▶ EXERCISE DETAILS: The entries below should be transcribed in their entirety, exactly as written.

▶ DATA FOR THE TASK:

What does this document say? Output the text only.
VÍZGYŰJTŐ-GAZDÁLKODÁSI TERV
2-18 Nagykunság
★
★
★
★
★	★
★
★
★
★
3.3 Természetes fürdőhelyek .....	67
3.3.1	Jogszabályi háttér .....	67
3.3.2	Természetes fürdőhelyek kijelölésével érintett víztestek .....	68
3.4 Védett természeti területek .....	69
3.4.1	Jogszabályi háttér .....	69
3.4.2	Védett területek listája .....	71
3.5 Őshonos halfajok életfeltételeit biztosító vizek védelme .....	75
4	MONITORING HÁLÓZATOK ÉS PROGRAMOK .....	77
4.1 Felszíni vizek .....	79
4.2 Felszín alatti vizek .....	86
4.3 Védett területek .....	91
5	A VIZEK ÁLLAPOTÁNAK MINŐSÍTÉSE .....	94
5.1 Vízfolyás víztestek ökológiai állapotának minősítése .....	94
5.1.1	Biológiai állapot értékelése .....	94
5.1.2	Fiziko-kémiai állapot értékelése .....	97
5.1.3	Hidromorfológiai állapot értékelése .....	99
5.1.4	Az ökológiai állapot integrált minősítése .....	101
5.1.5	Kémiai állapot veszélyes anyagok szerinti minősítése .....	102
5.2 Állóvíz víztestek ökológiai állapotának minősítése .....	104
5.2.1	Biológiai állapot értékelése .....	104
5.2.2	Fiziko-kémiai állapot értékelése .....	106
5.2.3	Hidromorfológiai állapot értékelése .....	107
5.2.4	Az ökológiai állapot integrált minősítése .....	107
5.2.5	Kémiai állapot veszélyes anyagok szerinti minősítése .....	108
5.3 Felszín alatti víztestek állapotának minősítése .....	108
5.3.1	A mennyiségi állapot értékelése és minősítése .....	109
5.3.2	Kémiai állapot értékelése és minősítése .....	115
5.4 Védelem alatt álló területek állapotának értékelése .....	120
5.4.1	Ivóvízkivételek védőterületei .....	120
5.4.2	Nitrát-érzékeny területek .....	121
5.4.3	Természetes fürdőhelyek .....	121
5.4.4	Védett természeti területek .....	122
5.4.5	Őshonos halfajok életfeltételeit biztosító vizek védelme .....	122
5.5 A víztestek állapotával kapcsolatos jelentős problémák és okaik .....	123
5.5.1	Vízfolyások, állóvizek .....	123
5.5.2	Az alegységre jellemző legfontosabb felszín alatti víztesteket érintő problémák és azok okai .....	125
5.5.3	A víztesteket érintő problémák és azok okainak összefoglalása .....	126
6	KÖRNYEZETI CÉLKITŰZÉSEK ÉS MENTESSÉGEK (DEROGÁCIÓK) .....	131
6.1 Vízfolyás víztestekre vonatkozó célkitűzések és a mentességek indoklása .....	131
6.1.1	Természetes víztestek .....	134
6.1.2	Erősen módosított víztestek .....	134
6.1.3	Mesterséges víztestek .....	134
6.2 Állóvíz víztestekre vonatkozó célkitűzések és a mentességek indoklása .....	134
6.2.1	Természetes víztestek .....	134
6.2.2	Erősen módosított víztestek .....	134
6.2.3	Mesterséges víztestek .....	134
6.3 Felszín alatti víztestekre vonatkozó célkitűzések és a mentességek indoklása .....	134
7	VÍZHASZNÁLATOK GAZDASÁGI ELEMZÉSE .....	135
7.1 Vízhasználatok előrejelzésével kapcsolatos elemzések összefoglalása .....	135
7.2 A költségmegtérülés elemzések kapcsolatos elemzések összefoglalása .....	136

▶ RESULT:
What does this document say? Output the text only.
VÍZGYŰJTŐ-GAZDÁLKODÁSI TERV
2-18 Nagykunság
★
★
★
★
★	★
★
★
★
★
3.3 Természetes fürdőhelyek .....	67
3.3.1	Jogszabályi háttér .....	67
3.3.2	Természetes fürdőhelyek kijelölésével érintett víztestek .....	68
3.4 Védett természeti területek .....	69
3.4.1	Jogszabályi háttér .....	69
3.4.2	Védett területek listája .....	71
3.5 Őshonos halfajok életfeltételeit biztosító vizek védelme .....	75
4	MONITORING HÁLÓZATOK ÉS PROGRAMOK .....	77
4.1 Felszíni vizek .....	79
4.2 Felszín alatti vizek .....	86
4.3 Védett területek .....	91
5	A VIZEK ÁLLAPOTÁNAK MINŐSÍTÉSE .....	94
5.1 Vízfolyás víztestek ökológiai állapotának minősítése .....	94
5.1.1	Biológiai állapot értékelése .....	94
5.1.2	Fiziko-kémiai állapot értékelése .....	97
5.1.3	Hidromorfológiai állapot értékelése .....	99
5.1.4	Az ökológiai állapot integrált minősítése .....	101
5.1.5	Kémiai állapot veszélyes anyagok szerinti minősítése .....	102
5.2 Állóvíz víztestek ökológiai állapotának minősítése .....	104
5.2.1	Biológiai állapot értékelése .....	104
5.2.2	Fiziko-kémiai állapot értékelése .....	106
5.2.3	Hidromorfológiai állapot értékelése .....	107
5.2.4	Az ökológiai állapot integrált minősítése .....	107
5.2.5	Kémiai állapot veszélyes anyagok szerinti minősítése .....	108
5.3 Felszín alatti víztestek állapotának minősítése .....	108
5.3.1	A mennyiségi állapot értékelése és minősítése .....	109
5.3.2	Kémiai állapot értékelése és minősítése .....	115
5.4 Védelem alatt álló területek állapotának értékelése .....	120
5.4.1	Ivóvízkivételek védőterületei .....	120
5.4.2	Nitrát-érzékeny területek .....	121
5.4.3	Természetes fürdőhelyek .....	121
5.4.4	Védett természeti területek .....	122
5.4.5	Őshonos halfajok életfeltételeit biztosító vizek védelme .....	122
5.5 A víztestek állapotával kapcsolatos jelentős problémák és okaik .....	123
5.5.1	Vízfolyások, állóvizek .....	123
5.5.2	Az alegységre jellemző legfontosabb felszín alatti víztesteket érintő problémák és azok okai .....	125
5.5.3	A víztesteket érintő problémák és azok okainak összefoglalása .....	126
6	KÖRNYEZETI CÉLKITŰZÉSEK ÉS MENTESSÉGEK (DEROGÁCIÓK) .....	131
6.1 Vízfolyás víztestekre vonatkozó célkitűzések és a mentességek indoklása .....	131
6.1.1	Természetes víztestek .....	134
6.1.2	Erősen módosított víztestek .....	134
6.1.3	Mesterséges víztestek .....	134
6.2 Állóvíz víztestekre vonatkozó célkitűzések és a mentességek indoklása .....	134
6.2.1	Természetes víztestek .....	134
6.2.2	Erősen módosított víztestek .....	134
6.2.3	Mesterséges víztestek .....	134
6.3 Felszín alatti víztestekre vonatkozó célkitűzések és a mentességek indoklása .....	134
7	VÍZHASZNÁLATOK GAZDASÁGI ELEMZÉSE .....	135
7.1 Vízhasználatok előrejelzésével kapcsolatos elemzések összefoglalása .....	135
7.2 A költségmegtérülés elemzések kapcsolatos elemzések összefoglalása .....	136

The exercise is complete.